[Stored items from a collection]
◇ ◇ ◇ ◇
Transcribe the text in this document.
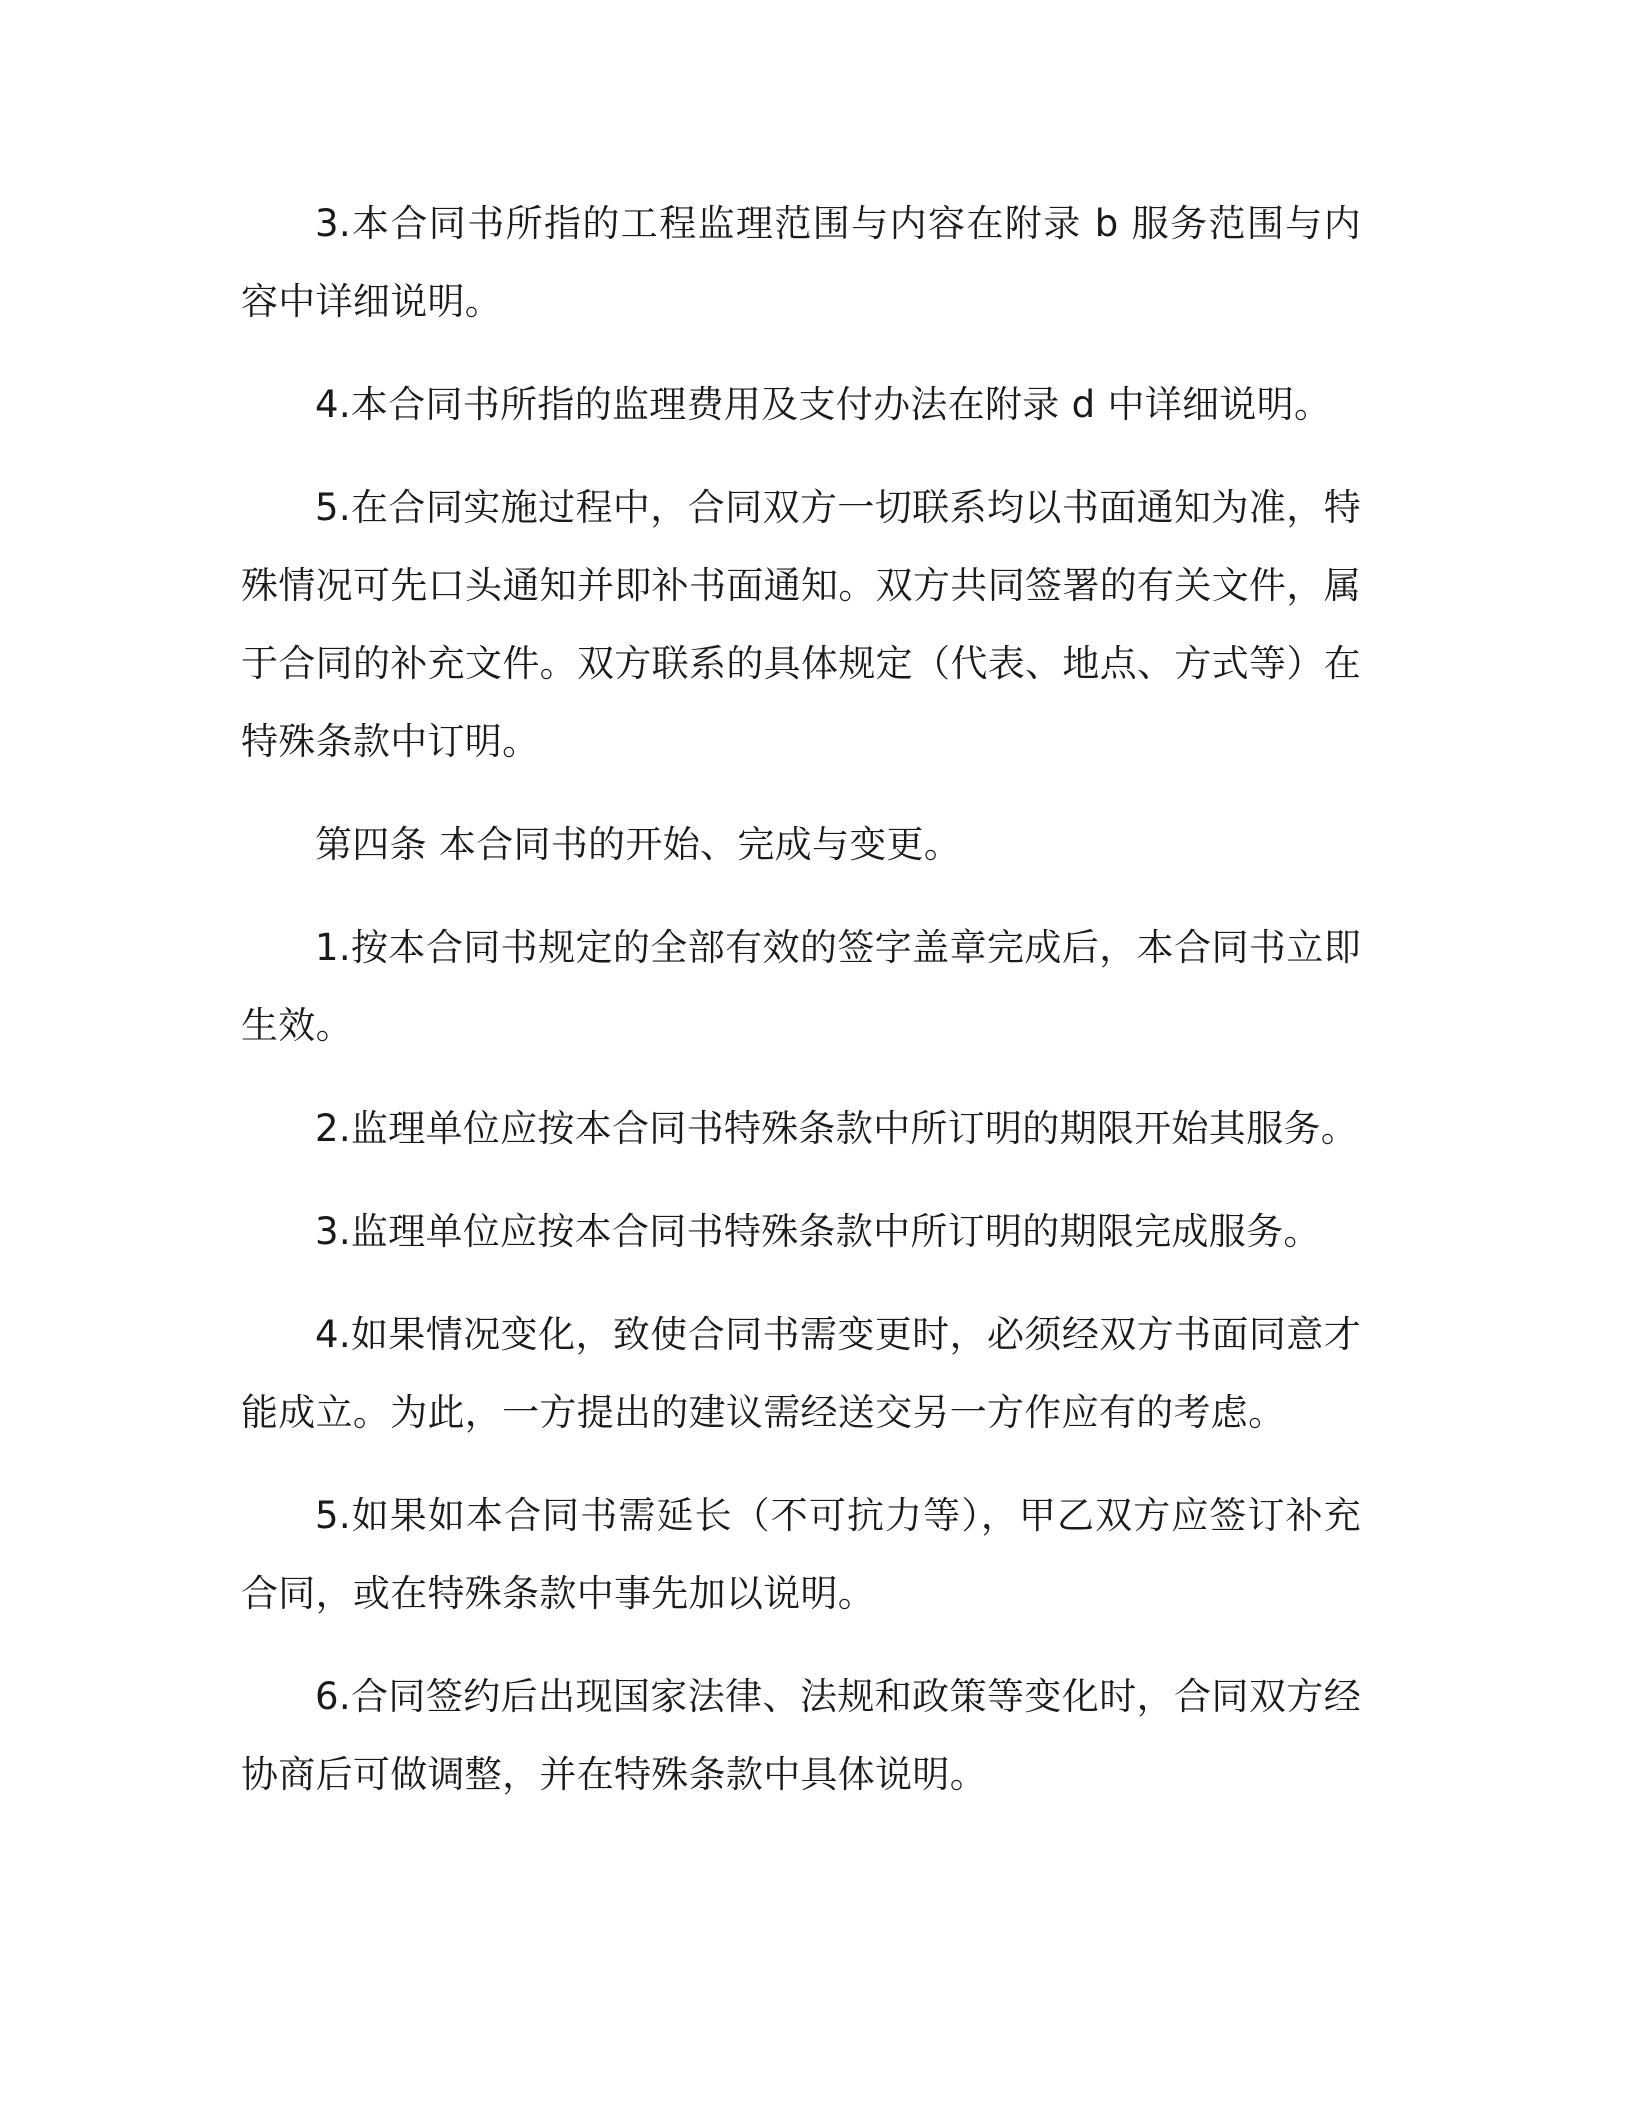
3.本合同书所指的工程监理范围与内容在附录 b 服务范围与内容中详细说明。

4.本合同书所指的监理费用及支付办法在附录 d 中详细说明。

5.在合同实施过程中，合同双方一切联系均以书面通知为准，特殊情况可先口头通知并即补书面通知。双方共同签署的有关文件，属于合同的补充文件。双方联系的具体规定（代表、地点、方式等）在特殊条款中订明。

第四条 本合同书的开始、完成与变更。

1.按本合同书规定的全部有效的签字盖章完成后，本合同书立即生效。

2.监理单位应按本合同书特殊条款中所订明的期限开始其服务。

3.监理单位应按本合同书特殊条款中所订明的期限完成服务。

4.如果情况变化，致使合同书需变更时，必须经双方书面同意才能成立。为此，一方提出的建议需经送交另一方作应有的考虑。

5.如果如本合同书需延长（不可抗力等），甲乙双方应签订补充合同，或在特殊条款中事先加以说明。

6.合同签约后出现国家法律、法规和政策等变化时，合同双方经协商后可做调整，并在特殊条款中具体说明。
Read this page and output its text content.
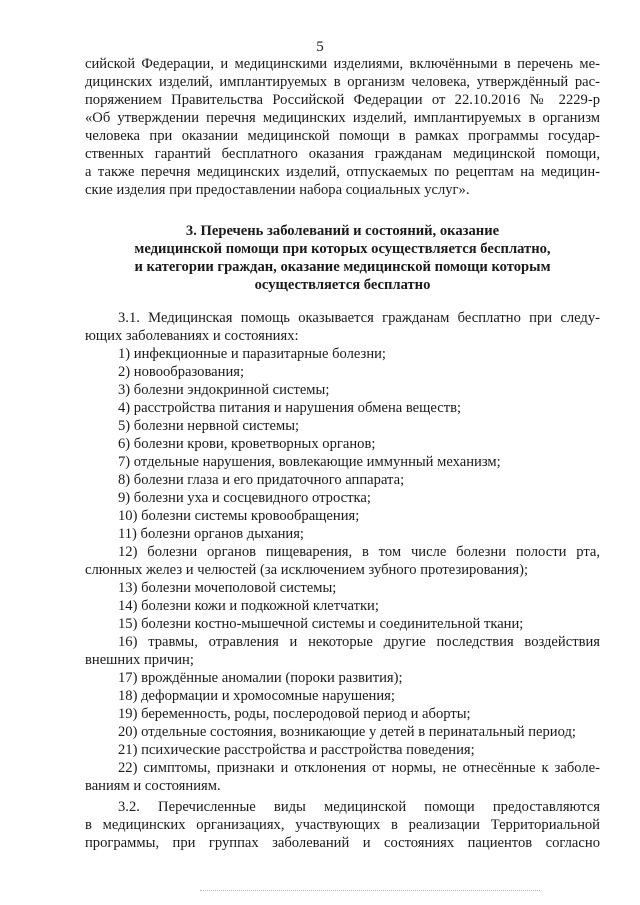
5
сийской Федерации, и медицинскими изделиями, включёнными в перечень ме-
дицинских изделий, имплантируемых в организм человека, утверждённый рас-
поряжением Правительства Российской Федерации от 22.10.2016 № 2229-р
«Об утверждении перечня медицинских изделий, имплантируемых в организм
человека при оказании медицинской помощи в рамках программы государ-
ственных гарантий бесплатного оказания гражданам медицинской помощи,
а также перечня медицинских изделий, отпускаемых по рецептам на медицин-
ские изделия при предоставлении набора социальных услуг».
3. Перечень заболеваний и состояний, оказание
медицинской помощи при которых осуществляется бесплатно,
и категории граждан, оказание медицинской помощи которым
осуществляется бесплатно
3.1. Медицинская помощь оказывается гражданам бесплатно при следу-
ющих заболеваниях и состояниях:
1) инфекционные и паразитарные болезни;
2) новообразования;
3) болезни эндокринной системы;
4) расстройства питания и нарушения обмена веществ;
5) болезни нервной системы;
6) болезни крови, кроветворных органов;
7) отдельные нарушения, вовлекающие иммунный механизм;
8) болезни глаза и его придаточного аппарата;
9) болезни уха и сосцевидного отростка;
10) болезни системы кровообращения;
11) болезни органов дыхания;
12) болезни органов пищеварения, в том числе болезни полости рта,
слюнных желез и челюстей (за исключением зубного протезирования);
13) болезни мочеполовой системы;
14) болезни кожи и подкожной клетчатки;
15) болезни костно-мышечной системы и соединительной ткани;
16) травмы, отравления и некоторые другие последствия воздействия
внешних причин;
17) врождённые аномалии (пороки развития);
18) деформации и хромосомные нарушения;
19) беременность, роды, послеродовой период и аборты;
20) отдельные состояния, возникающие у детей в перинатальный период;
21) психические расстройства и расстройства поведения;
22) симптомы, признаки и отклонения от нормы, не отнесённые к заболе-
ваниям и состояниям.
3.2. Перечисленные виды медицинской помощи предоставляются
в медицинских организациях, участвующих в реализации Территориальной
программы, при группах заболеваний и состояниях пациентов согласно
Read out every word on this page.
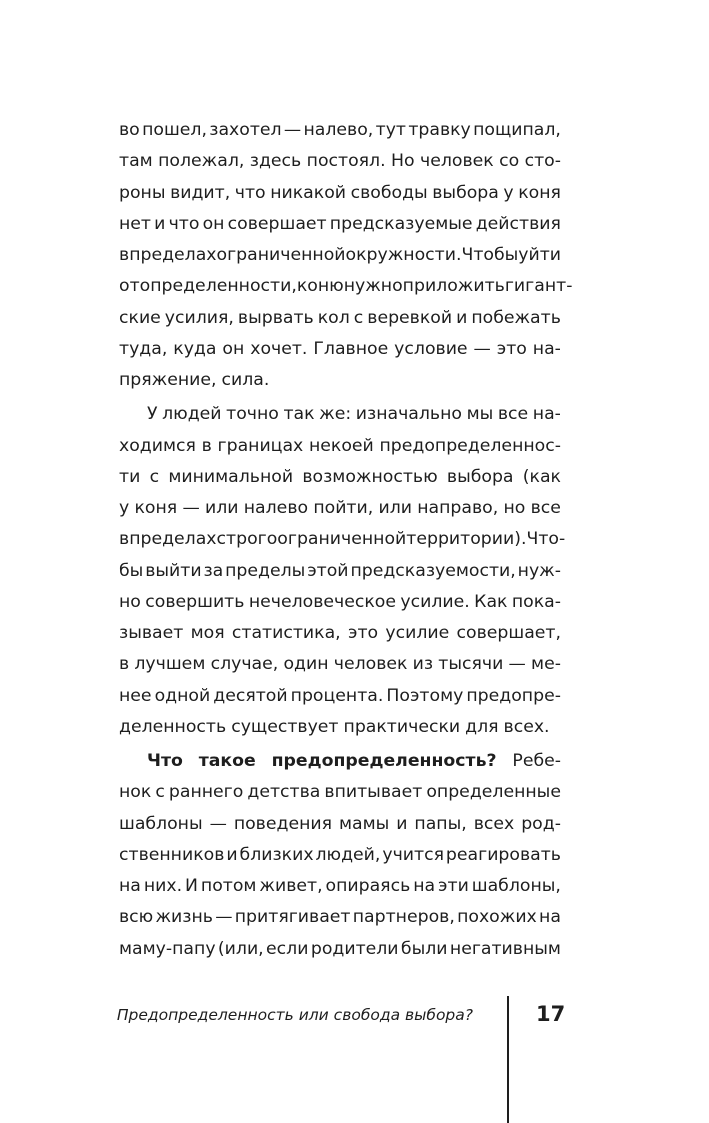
во пошел, захотел — налево, тут травку пощипал,
там полежал, здесь постоял. Но человек со сто-
роны видит, что никакой свободы выбора у коня
нет и что он совершает предсказуемые действия
в пределах ограниченной окружности. Чтобы уйти
от определенности, коню нужно приложить гигант-
ские усилия, вырвать кол с веревкой и побежать
туда, куда он хочет. Главное условие — это на-
пряжение, сила.
У людей точно так же: изначально мы все на-
ходимся в границах некоей предопределеннос-
ти с минимальной возможностью выбора (как
у коня — или налево пойти, или направо, но все
в пределах строго ограниченной территории). Что-
бы выйти за пределы этой предсказуемости, нуж-
но совершить нечеловеческое усилие. Как пока-
зывает моя статистика, это усилие совершает,
в лучшем случае, один человек из тысячи — ме-
нее одной десятой процента. Поэтому предопре-
деленность существует практически для всех.
Что такое предопределенность? Ребе-
нок с раннего детства впитывает определенные
шаблоны — поведения мамы и папы, всех род-
ственников и близких людей, учится реагировать
на них. И потом живет, опираясь на эти шаблоны,
всю жизнь — притягивает партнеров, похожих на
маму-папу (или, если родители были негативным
Предопределенность или свобода выбора?	17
◇ ◇ ◇ ◇
- What to produce -
Return every line of the preceding records in which the word "помощи" appears.

- Completed exercise -
человека при оказании медицинской помощи в рамках программы государ-
ственных гарантий бесплатного оказания гражданам медицинской помощи,
медицинской помощи при которых осуществляется бесплатно,
и категории граждан, оказание медицинской помощи которым
3.2. Перечисленные виды медицинской помощи предоставляются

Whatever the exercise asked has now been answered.